GIVEN RECORDS ->

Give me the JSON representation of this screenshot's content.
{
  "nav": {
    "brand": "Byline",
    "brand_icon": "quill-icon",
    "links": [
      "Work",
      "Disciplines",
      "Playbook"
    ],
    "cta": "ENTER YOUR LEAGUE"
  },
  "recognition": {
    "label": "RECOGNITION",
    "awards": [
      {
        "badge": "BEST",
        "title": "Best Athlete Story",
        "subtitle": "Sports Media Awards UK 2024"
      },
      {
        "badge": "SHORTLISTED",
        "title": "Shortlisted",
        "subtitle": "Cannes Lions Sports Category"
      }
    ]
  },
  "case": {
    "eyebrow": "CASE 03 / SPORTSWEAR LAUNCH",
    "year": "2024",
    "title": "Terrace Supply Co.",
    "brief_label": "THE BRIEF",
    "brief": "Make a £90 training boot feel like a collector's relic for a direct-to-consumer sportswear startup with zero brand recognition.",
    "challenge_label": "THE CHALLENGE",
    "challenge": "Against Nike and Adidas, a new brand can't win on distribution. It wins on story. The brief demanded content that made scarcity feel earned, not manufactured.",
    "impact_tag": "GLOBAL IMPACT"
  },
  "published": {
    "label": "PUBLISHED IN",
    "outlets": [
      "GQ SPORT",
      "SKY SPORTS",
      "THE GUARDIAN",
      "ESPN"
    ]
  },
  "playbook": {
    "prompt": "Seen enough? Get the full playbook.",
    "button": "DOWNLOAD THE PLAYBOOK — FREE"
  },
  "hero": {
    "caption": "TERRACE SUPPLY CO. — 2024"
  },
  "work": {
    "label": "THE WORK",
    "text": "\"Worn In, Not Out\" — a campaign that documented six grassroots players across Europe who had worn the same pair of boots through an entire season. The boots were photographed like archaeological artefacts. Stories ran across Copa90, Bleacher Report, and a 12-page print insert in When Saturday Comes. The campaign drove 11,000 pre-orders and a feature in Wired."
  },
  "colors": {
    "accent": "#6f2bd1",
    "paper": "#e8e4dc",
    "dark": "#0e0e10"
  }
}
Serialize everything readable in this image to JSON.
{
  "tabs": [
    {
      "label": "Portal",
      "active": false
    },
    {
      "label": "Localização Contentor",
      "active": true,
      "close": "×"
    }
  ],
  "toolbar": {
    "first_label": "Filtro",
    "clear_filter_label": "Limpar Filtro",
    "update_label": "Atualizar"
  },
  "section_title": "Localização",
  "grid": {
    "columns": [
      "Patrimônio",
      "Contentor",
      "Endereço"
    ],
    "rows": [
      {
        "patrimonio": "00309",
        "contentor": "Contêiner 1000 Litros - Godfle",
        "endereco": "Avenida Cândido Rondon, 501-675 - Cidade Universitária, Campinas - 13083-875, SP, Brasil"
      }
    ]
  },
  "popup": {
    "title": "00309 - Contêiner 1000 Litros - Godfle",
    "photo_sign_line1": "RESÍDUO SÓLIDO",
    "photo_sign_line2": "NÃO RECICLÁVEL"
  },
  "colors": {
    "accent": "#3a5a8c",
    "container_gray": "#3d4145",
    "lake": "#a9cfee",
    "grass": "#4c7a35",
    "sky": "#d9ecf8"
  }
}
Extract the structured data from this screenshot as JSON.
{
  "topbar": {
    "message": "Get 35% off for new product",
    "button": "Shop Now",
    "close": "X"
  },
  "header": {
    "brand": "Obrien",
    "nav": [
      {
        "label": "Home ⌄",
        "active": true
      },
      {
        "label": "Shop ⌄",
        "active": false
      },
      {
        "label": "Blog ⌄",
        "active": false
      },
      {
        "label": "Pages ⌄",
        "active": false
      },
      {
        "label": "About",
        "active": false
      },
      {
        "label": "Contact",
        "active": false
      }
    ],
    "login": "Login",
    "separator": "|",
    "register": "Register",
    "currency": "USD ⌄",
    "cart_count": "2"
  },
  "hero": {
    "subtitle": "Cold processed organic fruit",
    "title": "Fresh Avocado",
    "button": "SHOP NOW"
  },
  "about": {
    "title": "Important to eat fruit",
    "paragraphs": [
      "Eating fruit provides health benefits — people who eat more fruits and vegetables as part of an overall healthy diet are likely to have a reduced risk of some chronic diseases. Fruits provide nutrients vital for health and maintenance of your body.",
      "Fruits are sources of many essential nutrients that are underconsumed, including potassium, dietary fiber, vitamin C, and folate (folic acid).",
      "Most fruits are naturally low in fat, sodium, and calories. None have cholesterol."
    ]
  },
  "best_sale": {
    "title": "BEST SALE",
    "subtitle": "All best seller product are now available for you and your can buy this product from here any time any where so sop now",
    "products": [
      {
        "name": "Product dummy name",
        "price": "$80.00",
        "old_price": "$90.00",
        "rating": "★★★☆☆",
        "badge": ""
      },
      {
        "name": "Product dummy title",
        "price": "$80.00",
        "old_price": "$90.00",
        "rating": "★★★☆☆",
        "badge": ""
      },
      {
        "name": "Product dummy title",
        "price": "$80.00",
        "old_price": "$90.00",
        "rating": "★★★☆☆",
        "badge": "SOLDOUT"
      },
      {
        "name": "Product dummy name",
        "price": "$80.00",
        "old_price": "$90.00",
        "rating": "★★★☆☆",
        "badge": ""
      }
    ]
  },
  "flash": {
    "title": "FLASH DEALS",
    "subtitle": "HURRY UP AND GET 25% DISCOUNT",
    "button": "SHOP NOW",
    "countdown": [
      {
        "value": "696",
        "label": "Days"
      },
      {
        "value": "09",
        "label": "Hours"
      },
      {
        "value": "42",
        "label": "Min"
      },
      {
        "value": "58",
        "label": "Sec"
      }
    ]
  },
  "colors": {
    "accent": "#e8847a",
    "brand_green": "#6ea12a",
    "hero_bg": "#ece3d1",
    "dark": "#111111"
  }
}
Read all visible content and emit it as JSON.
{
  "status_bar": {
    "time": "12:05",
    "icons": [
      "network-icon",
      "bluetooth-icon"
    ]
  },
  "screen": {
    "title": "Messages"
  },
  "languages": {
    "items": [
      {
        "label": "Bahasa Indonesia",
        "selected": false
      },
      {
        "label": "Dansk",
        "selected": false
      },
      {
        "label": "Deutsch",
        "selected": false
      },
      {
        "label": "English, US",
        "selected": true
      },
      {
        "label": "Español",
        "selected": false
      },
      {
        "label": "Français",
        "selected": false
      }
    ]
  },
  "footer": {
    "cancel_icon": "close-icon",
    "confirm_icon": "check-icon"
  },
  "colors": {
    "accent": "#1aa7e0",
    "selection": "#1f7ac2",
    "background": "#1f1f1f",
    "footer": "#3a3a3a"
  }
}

TASK BRIEF ->
Please give back all of the records exactly as written.

SOLVED EXERCISE ->
Give me the JSON representation of this screenshot's content.
{
  "nav": {
    "brand": "Byline",
    "brand_icon": "quill-icon",
    "links": [
      "Work",
      "Disciplines",
      "Playbook"
    ],
    "cta": "ENTER YOUR LEAGUE"
  },
  "recognition": {
    "label": "RECOGNITION",
    "awards": [
      {
        "badge": "BEST",
        "title": "Best Athlete Story",
        "subtitle": "Sports Media Awards UK 2024"
      },
      {
        "badge": "SHORTLISTED",
        "title": "Shortlisted",
        "subtitle": "Cannes Lions Sports Category"
      }
    ]
  },
  "case": {
    "eyebrow": "CASE 03 / SPORTSWEAR LAUNCH",
    "year": "2024",
    "title": "Terrace Supply Co.",
    "brief_label": "THE BRIEF",
    "brief": "Make a £90 training boot feel like a collector's relic for a direct-to-consumer sportswear startup with zero brand recognition.",
    "challenge_label": "THE CHALLENGE",
    "challenge": "Against Nike and Adidas, a new brand can't win on distribution. It wins on story. The brief demanded content that made scarcity feel earned, not manufactured.",
    "impact_tag": "GLOBAL IMPACT"
  },
  "published": {
    "label": "PUBLISHED IN",
    "outlets": [
      "GQ SPORT",
      "SKY SPORTS",
      "THE GUARDIAN",
      "ESPN"
    ]
  },
  "playbook": {
    "prompt": "Seen enough? Get the full playbook.",
    "button": "DOWNLOAD THE PLAYBOOK — FREE"
  },
  "hero": {
    "caption": "TERRACE SUPPLY CO. — 2024"
  },
  "work": {
    "label": "THE WORK",
    "text": "\"Worn In, Not Out\" — a campaign that documented six grassroots players across Europe who had worn the same pair of boots through an entire season. The boots were photographed like archaeological artefacts. Stories ran across Copa90, Bleacher Report, and a 12-page print insert in When Saturday Comes. The campaign drove 11,000 pre-orders and a feature in Wired."
  },
  "colors": {
    "accent": "#6f2bd1",
    "paper": "#e8e4dc",
    "dark": "#0e0e10"
  }
}
Serialize everything readable in this image to JSON.
{
  "tabs": [
    {
      "label": "Portal",
      "active": false
    },
    {
      "label": "Localização Contentor",
      "active": true,
      "close": "×"
    }
  ],
  "toolbar": {
    "first_label": "Filtro",
    "clear_filter_label": "Limpar Filtro",
    "update_label": "Atualizar"
  },
  "section_title": "Localização",
  "grid": {
    "columns": [
      "Patrimônio",
      "Contentor",
      "Endereço"
    ],
    "rows": [
      {
        "patrimonio": "00309",
        "contentor": "Contêiner 1000 Litros - Godfle",
        "endereco": "Avenida Cândido Rondon, 501-675 - Cidade Universitária, Campinas - 13083-875, SP, Brasil"
      }
    ]
  },
  "popup": {
    "title": "00309 - Contêiner 1000 Litros - Godfle",
    "photo_sign_line1": "RESÍDUO SÓLIDO",
    "photo_sign_line2": "NÃO RECICLÁVEL"
  },
  "colors": {
    "accent": "#3a5a8c",
    "container_gray": "#3d4145",
    "lake": "#a9cfee",
    "grass": "#4c7a35",
    "sky": "#d9ecf8"
  }
}
Extract the structured data from this screenshot as JSON.
{
  "topbar": {
    "message": "Get 35% off for new product",
    "button": "Shop Now",
    "close": "X"
  },
  "header": {
    "brand": "Obrien",
    "nav": [
      {
        "label": "Home ⌄",
        "active": true
      },
      {
        "label": "Shop ⌄",
        "active": false
      },
      {
        "label": "Blog ⌄",
        "active": false
      },
      {
        "label": "Pages ⌄",
        "active": false
      },
      {
        "label": "About",
        "active": false
      },
      {
        "label": "Contact",
        "active": false
      }
    ],
    "login": "Login",
    "separator": "|",
    "register": "Register",
    "currency": "USD ⌄",
    "cart_count": "2"
  },
  "hero": {
    "subtitle": "Cold processed organic fruit",
    "title": "Fresh Avocado",
    "button": "SHOP NOW"
  },
  "about": {
    "title": "Important to eat fruit",
    "paragraphs": [
      "Eating fruit provides health benefits — people who eat more fruits and vegetables as part of an overall healthy diet are likely to have a reduced risk of some chronic diseases. Fruits provide nutrients vital for health and maintenance of your body.",
      "Fruits are sources of many essential nutrients that are underconsumed, including potassium, dietary fiber, vitamin C, and folate (folic acid).",
      "Most fruits are naturally low in fat, sodium, and calories. None have cholesterol."
    ]
  },
  "best_sale": {
    "title": "BEST SALE",
    "subtitle": "All best seller product are now available for you and your can buy this product from here any time any where so sop now",
    "products": [
      {
        "name": "Product dummy name",
        "price": "$80.00",
        "old_price": "$90.00",
        "rating": "★★★☆☆",
        "badge": ""
      },
      {
        "name": "Product dummy title",
        "price": "$80.00",
        "old_price": "$90.00",
        "rating": "★★★☆☆",
        "badge": ""
      },
      {
        "name": "Product dummy title",
        "price": "$80.00",
        "old_price": "$90.00",
        "rating": "★★★☆☆",
        "badge": "SOLDOUT"
      },
      {
        "name": "Product dummy name",
        "price": "$80.00",
        "old_price": "$90.00",
        "rating": "★★★☆☆",
        "badge": ""
      }
    ]
  },
  "flash": {
    "title": "FLASH DEALS",
    "subtitle": "HURRY UP AND GET 25% DISCOUNT",
    "button": "SHOP NOW",
    "countdown": [
      {
        "value": "696",
        "label": "Days"
      },
      {
        "value": "09",
        "label": "Hours"
      },
      {
        "value": "42",
        "label": "Min"
      },
      {
        "value": "58",
        "label": "Sec"
      }
    ]
  },
  "colors": {
    "accent": "#e8847a",
    "brand_green": "#6ea12a",
    "hero_bg": "#ece3d1",
    "dark": "#111111"
  }
}
Read all visible content and emit it as JSON.
{
  "status_bar": {
    "time": "12:05",
    "icons": [
      "network-icon",
      "bluetooth-icon"
    ]
  },
  "screen": {
    "title": "Messages"
  },
  "languages": {
    "items": [
      {
        "label": "Bahasa Indonesia",
        "selected": false
      },
      {
        "label": "Dansk",
        "selected": false
      },
      {
        "label": "Deutsch",
        "selected": false
      },
      {
        "label": "English, US",
        "selected": true
      },
      {
        "label": "Español",
        "selected": false
      },
      {
        "label": "Français",
        "selected": false
      }
    ]
  },
  "footer": {
    "cancel_icon": "close-icon",
    "confirm_icon": "check-icon"
  },
  "colors": {
    "accent": "#1aa7e0",
    "selection": "#1f7ac2",
    "background": "#1f1f1f",
    "footer": "#3a3a3a"
  }
}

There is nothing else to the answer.